(Dataset entries)
# # # #

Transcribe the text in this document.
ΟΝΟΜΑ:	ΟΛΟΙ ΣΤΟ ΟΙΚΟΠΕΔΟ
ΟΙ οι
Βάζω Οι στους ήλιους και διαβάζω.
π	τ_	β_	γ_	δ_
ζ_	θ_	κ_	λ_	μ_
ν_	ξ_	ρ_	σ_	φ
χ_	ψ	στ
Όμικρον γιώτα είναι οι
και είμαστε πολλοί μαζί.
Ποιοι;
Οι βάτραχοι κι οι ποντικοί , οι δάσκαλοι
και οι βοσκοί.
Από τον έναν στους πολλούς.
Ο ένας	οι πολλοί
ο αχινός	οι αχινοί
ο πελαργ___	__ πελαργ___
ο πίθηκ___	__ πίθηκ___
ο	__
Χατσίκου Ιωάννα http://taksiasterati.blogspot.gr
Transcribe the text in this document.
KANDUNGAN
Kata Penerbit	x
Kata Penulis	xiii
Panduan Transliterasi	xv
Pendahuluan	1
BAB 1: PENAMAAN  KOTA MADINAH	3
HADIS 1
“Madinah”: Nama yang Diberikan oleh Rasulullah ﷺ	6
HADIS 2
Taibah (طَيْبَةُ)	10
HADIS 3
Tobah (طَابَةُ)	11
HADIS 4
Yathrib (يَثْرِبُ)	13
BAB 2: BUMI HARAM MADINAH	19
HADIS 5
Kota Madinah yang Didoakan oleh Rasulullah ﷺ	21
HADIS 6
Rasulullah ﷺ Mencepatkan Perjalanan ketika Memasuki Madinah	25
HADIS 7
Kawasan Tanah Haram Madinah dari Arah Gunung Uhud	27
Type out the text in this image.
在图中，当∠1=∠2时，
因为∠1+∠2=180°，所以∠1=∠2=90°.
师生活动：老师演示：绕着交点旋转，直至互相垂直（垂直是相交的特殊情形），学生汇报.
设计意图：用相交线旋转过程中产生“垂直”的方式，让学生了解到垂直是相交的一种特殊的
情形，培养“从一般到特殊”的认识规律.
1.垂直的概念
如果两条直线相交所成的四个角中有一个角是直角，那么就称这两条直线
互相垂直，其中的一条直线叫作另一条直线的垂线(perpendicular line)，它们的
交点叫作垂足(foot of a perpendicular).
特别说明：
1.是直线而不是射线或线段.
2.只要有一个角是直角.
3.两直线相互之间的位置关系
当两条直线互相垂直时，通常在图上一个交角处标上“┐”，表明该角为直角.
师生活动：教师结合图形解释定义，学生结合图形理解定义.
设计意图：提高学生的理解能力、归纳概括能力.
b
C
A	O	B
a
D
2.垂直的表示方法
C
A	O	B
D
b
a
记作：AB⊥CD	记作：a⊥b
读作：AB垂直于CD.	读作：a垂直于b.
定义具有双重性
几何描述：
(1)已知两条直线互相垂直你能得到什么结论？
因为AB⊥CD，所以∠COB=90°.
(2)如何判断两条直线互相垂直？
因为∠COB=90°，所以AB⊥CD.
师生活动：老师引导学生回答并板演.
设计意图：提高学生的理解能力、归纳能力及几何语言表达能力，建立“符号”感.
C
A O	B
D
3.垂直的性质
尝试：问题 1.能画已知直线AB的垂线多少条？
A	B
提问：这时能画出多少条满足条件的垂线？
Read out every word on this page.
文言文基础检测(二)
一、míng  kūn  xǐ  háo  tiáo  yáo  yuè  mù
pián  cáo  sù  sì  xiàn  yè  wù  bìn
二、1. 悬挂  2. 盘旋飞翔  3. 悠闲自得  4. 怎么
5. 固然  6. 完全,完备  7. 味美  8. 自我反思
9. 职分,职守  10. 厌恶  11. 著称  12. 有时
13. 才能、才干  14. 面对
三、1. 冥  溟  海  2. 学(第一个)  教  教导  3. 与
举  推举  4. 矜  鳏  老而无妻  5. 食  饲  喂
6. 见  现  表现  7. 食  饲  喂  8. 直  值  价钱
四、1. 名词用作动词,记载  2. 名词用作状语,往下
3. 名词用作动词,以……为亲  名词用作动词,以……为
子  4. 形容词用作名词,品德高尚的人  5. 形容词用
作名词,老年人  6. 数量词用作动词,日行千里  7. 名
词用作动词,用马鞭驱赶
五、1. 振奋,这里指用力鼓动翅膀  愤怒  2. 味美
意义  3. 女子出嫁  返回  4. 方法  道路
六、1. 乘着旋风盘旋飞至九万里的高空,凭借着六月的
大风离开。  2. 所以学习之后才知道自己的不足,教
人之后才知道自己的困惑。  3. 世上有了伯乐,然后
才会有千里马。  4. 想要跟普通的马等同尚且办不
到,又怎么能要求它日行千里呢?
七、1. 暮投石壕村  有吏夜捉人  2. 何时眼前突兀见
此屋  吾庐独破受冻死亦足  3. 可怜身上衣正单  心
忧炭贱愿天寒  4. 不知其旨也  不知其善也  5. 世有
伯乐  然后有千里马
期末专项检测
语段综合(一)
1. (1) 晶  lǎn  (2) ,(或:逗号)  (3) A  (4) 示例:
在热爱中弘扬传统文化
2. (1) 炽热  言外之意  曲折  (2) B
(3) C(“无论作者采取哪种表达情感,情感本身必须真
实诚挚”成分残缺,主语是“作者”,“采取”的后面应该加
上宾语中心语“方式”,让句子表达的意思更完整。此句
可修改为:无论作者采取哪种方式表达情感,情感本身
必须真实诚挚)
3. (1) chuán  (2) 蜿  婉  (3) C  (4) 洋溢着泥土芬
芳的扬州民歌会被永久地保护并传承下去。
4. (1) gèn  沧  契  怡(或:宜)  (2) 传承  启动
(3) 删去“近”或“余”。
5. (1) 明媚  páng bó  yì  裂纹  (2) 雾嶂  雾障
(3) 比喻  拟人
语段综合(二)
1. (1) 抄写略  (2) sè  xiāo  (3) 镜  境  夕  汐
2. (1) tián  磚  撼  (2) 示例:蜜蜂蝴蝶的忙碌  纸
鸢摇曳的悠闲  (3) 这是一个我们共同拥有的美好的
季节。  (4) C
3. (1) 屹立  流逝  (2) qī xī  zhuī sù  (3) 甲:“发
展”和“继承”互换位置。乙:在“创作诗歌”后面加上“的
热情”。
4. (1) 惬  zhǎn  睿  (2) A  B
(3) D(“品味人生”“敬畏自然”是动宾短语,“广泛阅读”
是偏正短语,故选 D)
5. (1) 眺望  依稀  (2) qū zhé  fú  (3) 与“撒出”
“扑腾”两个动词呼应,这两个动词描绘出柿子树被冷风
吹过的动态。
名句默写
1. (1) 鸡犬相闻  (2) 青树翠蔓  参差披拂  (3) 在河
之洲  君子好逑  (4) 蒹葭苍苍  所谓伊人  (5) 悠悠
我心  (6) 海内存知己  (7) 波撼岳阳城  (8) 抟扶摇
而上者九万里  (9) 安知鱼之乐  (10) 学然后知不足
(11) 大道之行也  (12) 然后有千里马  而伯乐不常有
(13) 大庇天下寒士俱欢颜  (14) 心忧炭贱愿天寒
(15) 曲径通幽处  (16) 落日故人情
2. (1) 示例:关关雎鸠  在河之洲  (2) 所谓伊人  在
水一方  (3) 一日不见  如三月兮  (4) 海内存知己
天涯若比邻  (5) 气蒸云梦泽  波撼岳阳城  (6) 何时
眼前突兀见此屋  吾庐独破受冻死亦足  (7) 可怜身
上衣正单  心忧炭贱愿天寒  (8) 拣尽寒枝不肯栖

# # # #

Please restate the whole listing word for word.

Transcribe the text in this document.
ΟΝΟΜΑ:	ΟΛΟΙ ΣΤΟ ΟΙΚΟΠΕΔΟ
ΟΙ οι
Βάζω Οι στους ήλιους και διαβάζω.
π	τ_	β_	γ_	δ_
ζ_	θ_	κ_	λ_	μ_
ν_	ξ_	ρ_	σ_	φ
χ_	ψ	στ
Όμικρον γιώτα είναι οι
και είμαστε πολλοί μαζί.
Ποιοι;
Οι βάτραχοι κι οι ποντικοί , οι δάσκαλοι
και οι βοσκοί.
Από τον έναν στους πολλούς.
Ο ένας	οι πολλοί
ο αχινός	οι αχινοί
ο πελαργ___	__ πελαργ___
ο πίθηκ___	__ πίθηκ___
ο	__
Χατσίκου Ιωάννα http://taksiasterati.blogspot.gr
Transcribe the text in this document.
KANDUNGAN
Kata Penerbit	x
Kata Penulis	xiii
Panduan Transliterasi	xv
Pendahuluan	1
BAB 1: PENAMAAN  KOTA MADINAH	3
HADIS 1
“Madinah”: Nama yang Diberikan oleh Rasulullah ﷺ	6
HADIS 2
Taibah (طَيْبَةُ)	10
HADIS 3
Tobah (طَابَةُ)	11
HADIS 4
Yathrib (يَثْرِبُ)	13
BAB 2: BUMI HARAM MADINAH	19
HADIS 5
Kota Madinah yang Didoakan oleh Rasulullah ﷺ	21
HADIS 6
Rasulullah ﷺ Mencepatkan Perjalanan ketika Memasuki Madinah	25
HADIS 7
Kawasan Tanah Haram Madinah dari Arah Gunung Uhud	27
Type out the text in this image.
在图中，当∠1=∠2时，
因为∠1+∠2=180°，所以∠1=∠2=90°.
师生活动：老师演示：绕着交点旋转，直至互相垂直（垂直是相交的特殊情形），学生汇报.
设计意图：用相交线旋转过程中产生“垂直”的方式，让学生了解到垂直是相交的一种特殊的
情形，培养“从一般到特殊”的认识规律.
1.垂直的概念
如果两条直线相交所成的四个角中有一个角是直角，那么就称这两条直线
互相垂直，其中的一条直线叫作另一条直线的垂线(perpendicular line)，它们的
交点叫作垂足(foot of a perpendicular).
特别说明：
1.是直线而不是射线或线段.
2.只要有一个角是直角.
3.两直线相互之间的位置关系
当两条直线互相垂直时，通常在图上一个交角处标上“┐”，表明该角为直角.
师生活动：教师结合图形解释定义，学生结合图形理解定义.
设计意图：提高学生的理解能力、归纳概括能力.
b
C
A	O	B
a
D
2.垂直的表示方法
C
A	O	B
D
b
a
记作：AB⊥CD	记作：a⊥b
读作：AB垂直于CD.	读作：a垂直于b.
定义具有双重性
几何描述：
(1)已知两条直线互相垂直你能得到什么结论？
因为AB⊥CD，所以∠COB=90°.
(2)如何判断两条直线互相垂直？
因为∠COB=90°，所以AB⊥CD.
师生活动：老师引导学生回答并板演.
设计意图：提高学生的理解能力、归纳能力及几何语言表达能力，建立“符号”感.
C
A O	B
D
3.垂直的性质
尝试：问题 1.能画已知直线AB的垂线多少条？
A	B
提问：这时能画出多少条满足条件的垂线？
Read out every word on this page.
文言文基础检测(二)
一、míng  kūn  xǐ  háo  tiáo  yáo  yuè  mù
pián  cáo  sù  sì  xiàn  yè  wù  bìn
二、1. 悬挂  2. 盘旋飞翔  3. 悠闲自得  4. 怎么
5. 固然  6. 完全,完备  7. 味美  8. 自我反思
9. 职分,职守  10. 厌恶  11. 著称  12. 有时
13. 才能、才干  14. 面对
三、1. 冥  溟  海  2. 学(第一个)  教  教导  3. 与
举  推举  4. 矜  鳏  老而无妻  5. 食  饲  喂
6. 见  现  表现  7. 食  饲  喂  8. 直  值  价钱
四、1. 名词用作动词,记载  2. 名词用作状语,往下
3. 名词用作动词,以……为亲  名词用作动词,以……为
子  4. 形容词用作名词,品德高尚的人  5. 形容词用
作名词,老年人  6. 数量词用作动词,日行千里  7. 名
词用作动词,用马鞭驱赶
五、1. 振奋,这里指用力鼓动翅膀  愤怒  2. 味美
意义  3. 女子出嫁  返回  4. 方法  道路
六、1. 乘着旋风盘旋飞至九万里的高空,凭借着六月的
大风离开。  2. 所以学习之后才知道自己的不足,教
人之后才知道自己的困惑。  3. 世上有了伯乐,然后
才会有千里马。  4. 想要跟普通的马等同尚且办不
到,又怎么能要求它日行千里呢?
七、1. 暮投石壕村  有吏夜捉人  2. 何时眼前突兀见
此屋  吾庐独破受冻死亦足  3. 可怜身上衣正单  心
忧炭贱愿天寒  4. 不知其旨也  不知其善也  5. 世有
伯乐  然后有千里马
期末专项检测
语段综合(一)
1. (1) 晶  lǎn  (2) ,(或:逗号)  (3) A  (4) 示例:
在热爱中弘扬传统文化
2. (1) 炽热  言外之意  曲折  (2) B
(3) C(“无论作者采取哪种表达情感,情感本身必须真
实诚挚”成分残缺,主语是“作者”,“采取”的后面应该加
上宾语中心语“方式”,让句子表达的意思更完整。此句
可修改为:无论作者采取哪种方式表达情感,情感本身
必须真实诚挚)
3. (1) chuán  (2) 蜿  婉  (3) C  (4) 洋溢着泥土芬
芳的扬州民歌会被永久地保护并传承下去。
4. (1) gèn  沧  契  怡(或:宜)  (2) 传承  启动
(3) 删去“近”或“余”。
5. (1) 明媚  páng bó  yì  裂纹  (2) 雾嶂  雾障
(3) 比喻  拟人
语段综合(二)
1. (1) 抄写略  (2) sè  xiāo  (3) 镜  境  夕  汐
2. (1) tián  磚  撼  (2) 示例:蜜蜂蝴蝶的忙碌  纸
鸢摇曳的悠闲  (3) 这是一个我们共同拥有的美好的
季节。  (4) C
3. (1) 屹立  流逝  (2) qī xī  zhuī sù  (3) 甲:“发
展”和“继承”互换位置。乙:在“创作诗歌”后面加上“的
热情”。
4. (1) 惬  zhǎn  睿  (2) A  B
(3) D(“品味人生”“敬畏自然”是动宾短语,“广泛阅读”
是偏正短语,故选 D)
5. (1) 眺望  依稀  (2) qū zhé  fú  (3) 与“撒出”
“扑腾”两个动词呼应,这两个动词描绘出柿子树被冷风
吹过的动态。
名句默写
1. (1) 鸡犬相闻  (2) 青树翠蔓  参差披拂  (3) 在河
之洲  君子好逑  (4) 蒹葭苍苍  所谓伊人  (5) 悠悠
我心  (6) 海内存知己  (7) 波撼岳阳城  (8) 抟扶摇
而上者九万里  (9) 安知鱼之乐  (10) 学然后知不足
(11) 大道之行也  (12) 然后有千里马  而伯乐不常有
(13) 大庇天下寒士俱欢颜  (14) 心忧炭贱愿天寒
(15) 曲径通幽处  (16) 落日故人情
2. (1) 示例:关关雎鸠  在河之洲  (2) 所谓伊人  在
水一方  (3) 一日不见  如三月兮  (4) 海内存知己
天涯若比邻  (5) 气蒸云梦泽  波撼岳阳城  (6) 何时
眼前突兀见此屋  吾庐独破受冻死亦足  (7) 可怜身
上衣正单  心忧炭贱愿天寒  (8) 拣尽寒枝不肯栖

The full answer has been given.